What to produce:
Output all the material that follows, exactly as given.

Stored data:
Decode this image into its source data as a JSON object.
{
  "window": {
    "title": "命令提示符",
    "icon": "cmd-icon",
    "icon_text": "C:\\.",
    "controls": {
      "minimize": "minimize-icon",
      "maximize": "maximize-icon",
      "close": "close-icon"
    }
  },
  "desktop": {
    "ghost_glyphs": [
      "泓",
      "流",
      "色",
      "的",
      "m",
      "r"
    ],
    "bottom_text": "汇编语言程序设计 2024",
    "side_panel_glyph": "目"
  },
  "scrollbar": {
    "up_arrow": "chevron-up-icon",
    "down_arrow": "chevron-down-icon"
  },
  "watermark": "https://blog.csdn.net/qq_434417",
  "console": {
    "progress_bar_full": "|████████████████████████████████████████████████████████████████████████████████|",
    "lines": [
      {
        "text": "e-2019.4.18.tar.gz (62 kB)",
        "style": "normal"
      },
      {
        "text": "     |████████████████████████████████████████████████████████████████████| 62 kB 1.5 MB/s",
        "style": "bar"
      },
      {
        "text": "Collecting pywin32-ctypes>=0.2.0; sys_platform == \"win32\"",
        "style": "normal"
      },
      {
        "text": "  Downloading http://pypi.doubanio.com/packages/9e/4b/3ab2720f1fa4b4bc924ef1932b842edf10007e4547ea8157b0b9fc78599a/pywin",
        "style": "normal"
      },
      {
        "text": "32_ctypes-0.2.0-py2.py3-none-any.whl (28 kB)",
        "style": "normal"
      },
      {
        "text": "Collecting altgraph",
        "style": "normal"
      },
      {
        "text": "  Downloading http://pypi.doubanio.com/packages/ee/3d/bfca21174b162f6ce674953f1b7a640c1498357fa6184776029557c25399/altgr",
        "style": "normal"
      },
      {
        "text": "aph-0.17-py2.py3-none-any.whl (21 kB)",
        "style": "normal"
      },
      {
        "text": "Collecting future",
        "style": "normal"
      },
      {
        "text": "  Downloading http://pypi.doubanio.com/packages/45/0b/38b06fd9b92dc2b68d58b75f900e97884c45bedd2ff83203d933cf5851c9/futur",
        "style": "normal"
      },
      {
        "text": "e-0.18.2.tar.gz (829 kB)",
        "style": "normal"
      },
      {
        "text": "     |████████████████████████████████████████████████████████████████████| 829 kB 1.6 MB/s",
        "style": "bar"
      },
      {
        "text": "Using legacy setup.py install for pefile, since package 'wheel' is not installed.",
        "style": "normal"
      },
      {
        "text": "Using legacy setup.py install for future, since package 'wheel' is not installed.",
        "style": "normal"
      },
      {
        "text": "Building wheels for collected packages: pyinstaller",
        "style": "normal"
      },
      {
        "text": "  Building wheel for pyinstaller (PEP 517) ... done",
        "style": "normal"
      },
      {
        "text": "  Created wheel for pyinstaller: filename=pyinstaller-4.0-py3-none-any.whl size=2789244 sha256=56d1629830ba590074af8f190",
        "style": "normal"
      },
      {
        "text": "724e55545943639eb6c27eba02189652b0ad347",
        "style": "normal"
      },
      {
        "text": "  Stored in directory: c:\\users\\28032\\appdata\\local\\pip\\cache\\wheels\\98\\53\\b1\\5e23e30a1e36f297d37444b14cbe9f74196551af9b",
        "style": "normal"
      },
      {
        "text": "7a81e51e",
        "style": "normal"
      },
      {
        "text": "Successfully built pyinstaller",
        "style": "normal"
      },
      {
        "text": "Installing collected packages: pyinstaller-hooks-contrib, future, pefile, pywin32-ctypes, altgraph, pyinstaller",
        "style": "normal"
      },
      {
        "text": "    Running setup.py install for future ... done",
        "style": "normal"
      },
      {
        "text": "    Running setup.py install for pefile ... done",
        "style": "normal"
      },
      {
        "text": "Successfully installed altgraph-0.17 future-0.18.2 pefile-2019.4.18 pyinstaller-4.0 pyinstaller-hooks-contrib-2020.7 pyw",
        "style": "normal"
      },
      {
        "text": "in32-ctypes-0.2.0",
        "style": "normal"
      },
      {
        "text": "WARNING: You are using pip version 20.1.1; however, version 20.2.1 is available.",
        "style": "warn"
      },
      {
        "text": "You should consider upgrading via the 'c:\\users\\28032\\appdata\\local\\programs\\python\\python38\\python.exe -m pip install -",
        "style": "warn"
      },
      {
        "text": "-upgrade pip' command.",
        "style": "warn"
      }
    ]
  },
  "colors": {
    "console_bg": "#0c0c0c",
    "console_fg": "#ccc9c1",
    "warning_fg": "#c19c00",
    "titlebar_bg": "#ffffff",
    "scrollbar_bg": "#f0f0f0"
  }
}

Written response:
Decode this image into its source data as a JSON object.
{
  "window": {
    "title": "命令提示符",
    "icon": "cmd-icon",
    "icon_text": "C:\\.",
    "controls": {
      "minimize": "minimize-icon",
      "maximize": "maximize-icon",
      "close": "close-icon"
    }
  },
  "desktop": {
    "ghost_glyphs": [
      "泓",
      "流",
      "色",
      "的",
      "m",
      "r"
    ],
    "bottom_text": "汇编语言程序设计 2024",
    "side_panel_glyph": "目"
  },
  "scrollbar": {
    "up_arrow": "chevron-up-icon",
    "down_arrow": "chevron-down-icon"
  },
  "watermark": "https://blog.csdn.net/qq_434417",
  "console": {
    "progress_bar_full": "|████████████████████████████████████████████████████████████████████████████████|",
    "lines": [
      {
        "text": "e-2019.4.18.tar.gz (62 kB)",
        "style": "normal"
      },
      {
        "text": "     |████████████████████████████████████████████████████████████████████| 62 kB 1.5 MB/s",
        "style": "bar"
      },
      {
        "text": "Collecting pywin32-ctypes>=0.2.0; sys_platform == \"win32\"",
        "style": "normal"
      },
      {
        "text": "  Downloading http://pypi.doubanio.com/packages/9e/4b/3ab2720f1fa4b4bc924ef1932b842edf10007e4547ea8157b0b9fc78599a/pywin",
        "style": "normal"
      },
      {
        "text": "32_ctypes-0.2.0-py2.py3-none-any.whl (28 kB)",
        "style": "normal"
      },
      {
        "text": "Collecting altgraph",
        "style": "normal"
      },
      {
        "text": "  Downloading http://pypi.doubanio.com/packages/ee/3d/bfca21174b162f6ce674953f1b7a640c1498357fa6184776029557c25399/altgr",
        "style": "normal"
      },
      {
        "text": "aph-0.17-py2.py3-none-any.whl (21 kB)",
        "style": "normal"
      },
      {
        "text": "Collecting future",
        "style": "normal"
      },
      {
        "text": "  Downloading http://pypi.doubanio.com/packages/45/0b/38b06fd9b92dc2b68d58b75f900e97884c45bedd2ff83203d933cf5851c9/futur",
        "style": "normal"
      },
      {
        "text": "e-0.18.2.tar.gz (829 kB)",
        "style": "normal"
      },
      {
        "text": "     |████████████████████████████████████████████████████████████████████| 829 kB 1.6 MB/s",
        "style": "bar"
      },
      {
        "text": "Using legacy setup.py install for pefile, since package 'wheel' is not installed.",
        "style": "normal"
      },
      {
        "text": "Using legacy setup.py install for future, since package 'wheel' is not installed.",
        "style": "normal"
      },
      {
        "text": "Building wheels for collected packages: pyinstaller",
        "style": "normal"
      },
      {
        "text": "  Building wheel for pyinstaller (PEP 517) ... done",
        "style": "normal"
      },
      {
        "text": "  Created wheel for pyinstaller: filename=pyinstaller-4.0-py3-none-any.whl size=2789244 sha256=56d1629830ba590074af8f190",
        "style": "normal"
      },
      {
        "text": "724e55545943639eb6c27eba02189652b0ad347",
        "style": "normal"
      },
      {
        "text": "  Stored in directory: c:\\users\\28032\\appdata\\local\\pip\\cache\\wheels\\98\\53\\b1\\5e23e30a1e36f297d37444b14cbe9f74196551af9b",
        "style": "normal"
      },
      {
        "text": "7a81e51e",
        "style": "normal"
      },
      {
        "text": "Successfully built pyinstaller",
        "style": "normal"
      },
      {
        "text": "Installing collected packages: pyinstaller-hooks-contrib, future, pefile, pywin32-ctypes, altgraph, pyinstaller",
        "style": "normal"
      },
      {
        "text": "    Running setup.py install for future ... done",
        "style": "normal"
      },
      {
        "text": "    Running setup.py install for pefile ... done",
        "style": "normal"
      },
      {
        "text": "Successfully installed altgraph-0.17 future-0.18.2 pefile-2019.4.18 pyinstaller-4.0 pyinstaller-hooks-contrib-2020.7 pyw",
        "style": "normal"
      },
      {
        "text": "in32-ctypes-0.2.0",
        "style": "normal"
      },
      {
        "text": "WARNING: You are using pip version 20.1.1; however, version 20.2.1 is available.",
        "style": "warn"
      },
      {
        "text": "You should consider upgrading via the 'c:\\users\\28032\\appdata\\local\\programs\\python\\python38\\python.exe -m pip install -",
        "style": "warn"
      },
      {
        "text": "-upgrade pip' command.",
        "style": "warn"
      }
    ]
  },
  "colors": {
    "console_bg": "#0c0c0c",
    "console_fg": "#ccc9c1",
    "warning_fg": "#c19c00",
    "titlebar_bg": "#ffffff",
    "scrollbar_bg": "#f0f0f0"
  }
}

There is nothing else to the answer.